Exercise -
Repeat the full listing below verbatim and keep the images out.

Listed entries -
* * *

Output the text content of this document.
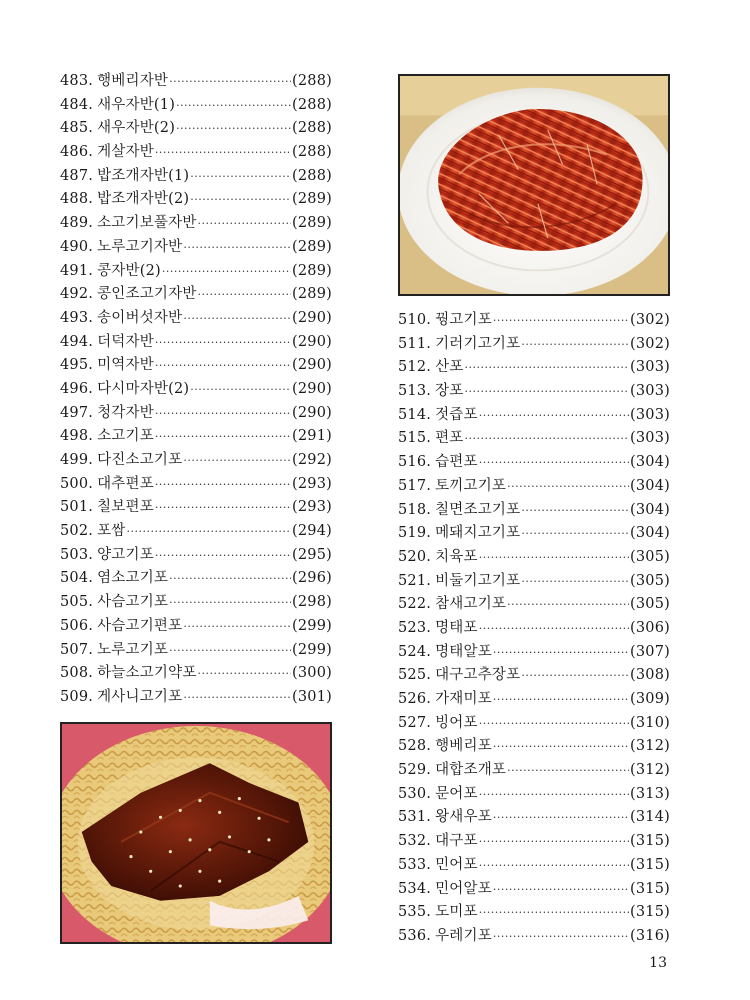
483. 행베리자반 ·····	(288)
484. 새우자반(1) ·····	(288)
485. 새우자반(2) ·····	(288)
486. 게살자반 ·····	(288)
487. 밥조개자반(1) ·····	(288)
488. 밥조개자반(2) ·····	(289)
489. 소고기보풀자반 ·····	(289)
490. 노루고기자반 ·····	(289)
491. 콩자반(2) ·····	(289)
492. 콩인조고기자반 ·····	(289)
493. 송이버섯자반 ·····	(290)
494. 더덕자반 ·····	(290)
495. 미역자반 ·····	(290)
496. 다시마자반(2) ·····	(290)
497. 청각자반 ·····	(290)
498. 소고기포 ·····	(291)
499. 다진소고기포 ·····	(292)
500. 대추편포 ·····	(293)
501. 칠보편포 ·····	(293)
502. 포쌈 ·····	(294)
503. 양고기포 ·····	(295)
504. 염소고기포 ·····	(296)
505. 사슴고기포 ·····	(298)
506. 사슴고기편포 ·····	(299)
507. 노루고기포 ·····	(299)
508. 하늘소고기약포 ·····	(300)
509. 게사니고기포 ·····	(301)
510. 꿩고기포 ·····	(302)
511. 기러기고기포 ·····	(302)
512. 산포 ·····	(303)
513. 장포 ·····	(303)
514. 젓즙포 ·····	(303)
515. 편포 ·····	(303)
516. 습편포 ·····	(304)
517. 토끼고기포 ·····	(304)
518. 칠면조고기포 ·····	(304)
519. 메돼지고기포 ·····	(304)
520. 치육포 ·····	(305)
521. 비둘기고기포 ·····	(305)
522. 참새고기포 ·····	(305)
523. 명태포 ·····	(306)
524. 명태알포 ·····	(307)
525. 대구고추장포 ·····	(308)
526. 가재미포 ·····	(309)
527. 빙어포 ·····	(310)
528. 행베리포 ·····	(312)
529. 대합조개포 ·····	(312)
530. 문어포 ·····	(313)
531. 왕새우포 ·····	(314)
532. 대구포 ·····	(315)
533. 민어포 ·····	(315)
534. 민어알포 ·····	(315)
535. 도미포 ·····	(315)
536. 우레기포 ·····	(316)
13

* * *

Full solution -
Output the text content of this document.
483. 행베리자반 ·····	(288)
484. 새우자반(1) ·····	(288)
485. 새우자반(2) ·····	(288)
486. 게살자반 ·····	(288)
487. 밥조개자반(1) ·····	(288)
488. 밥조개자반(2) ·····	(289)
489. 소고기보풀자반 ·····	(289)
490. 노루고기자반 ·····	(289)
491. 콩자반(2) ·····	(289)
492. 콩인조고기자반 ·····	(289)
493. 송이버섯자반 ·····	(290)
494. 더덕자반 ·····	(290)
495. 미역자반 ·····	(290)
496. 다시마자반(2) ·····	(290)
497. 청각자반 ·····	(290)
498. 소고기포 ·····	(291)
499. 다진소고기포 ·····	(292)
500. 대추편포 ·····	(293)
501. 칠보편포 ·····	(293)
502. 포쌈 ·····	(294)
503. 양고기포 ·····	(295)
504. 염소고기포 ·····	(296)
505. 사슴고기포 ·····	(298)
506. 사슴고기편포 ·····	(299)
507. 노루고기포 ·····	(299)
508. 하늘소고기약포 ·····	(300)
509. 게사니고기포 ·····	(301)
510. 꿩고기포 ·····	(302)
511. 기러기고기포 ·····	(302)
512. 산포 ·····	(303)
513. 장포 ·····	(303)
514. 젓즙포 ·····	(303)
515. 편포 ·····	(303)
516. 습편포 ·····	(304)
517. 토끼고기포 ·····	(304)
518. 칠면조고기포 ·····	(304)
519. 메돼지고기포 ·····	(304)
520. 치육포 ·····	(305)
521. 비둘기고기포 ·····	(305)
522. 참새고기포 ·····	(305)
523. 명태포 ·····	(306)
524. 명태알포 ·····	(307)
525. 대구고추장포 ·····	(308)
526. 가재미포 ·····	(309)
527. 빙어포 ·····	(310)
528. 행베리포 ·····	(312)
529. 대합조개포 ·····	(312)
530. 문어포 ·····	(313)
531. 왕새우포 ·····	(314)
532. 대구포 ·····	(315)
533. 민어포 ·····	(315)
534. 민어알포 ·····	(315)
535. 도미포 ·····	(315)
536. 우레기포 ·····	(316)
13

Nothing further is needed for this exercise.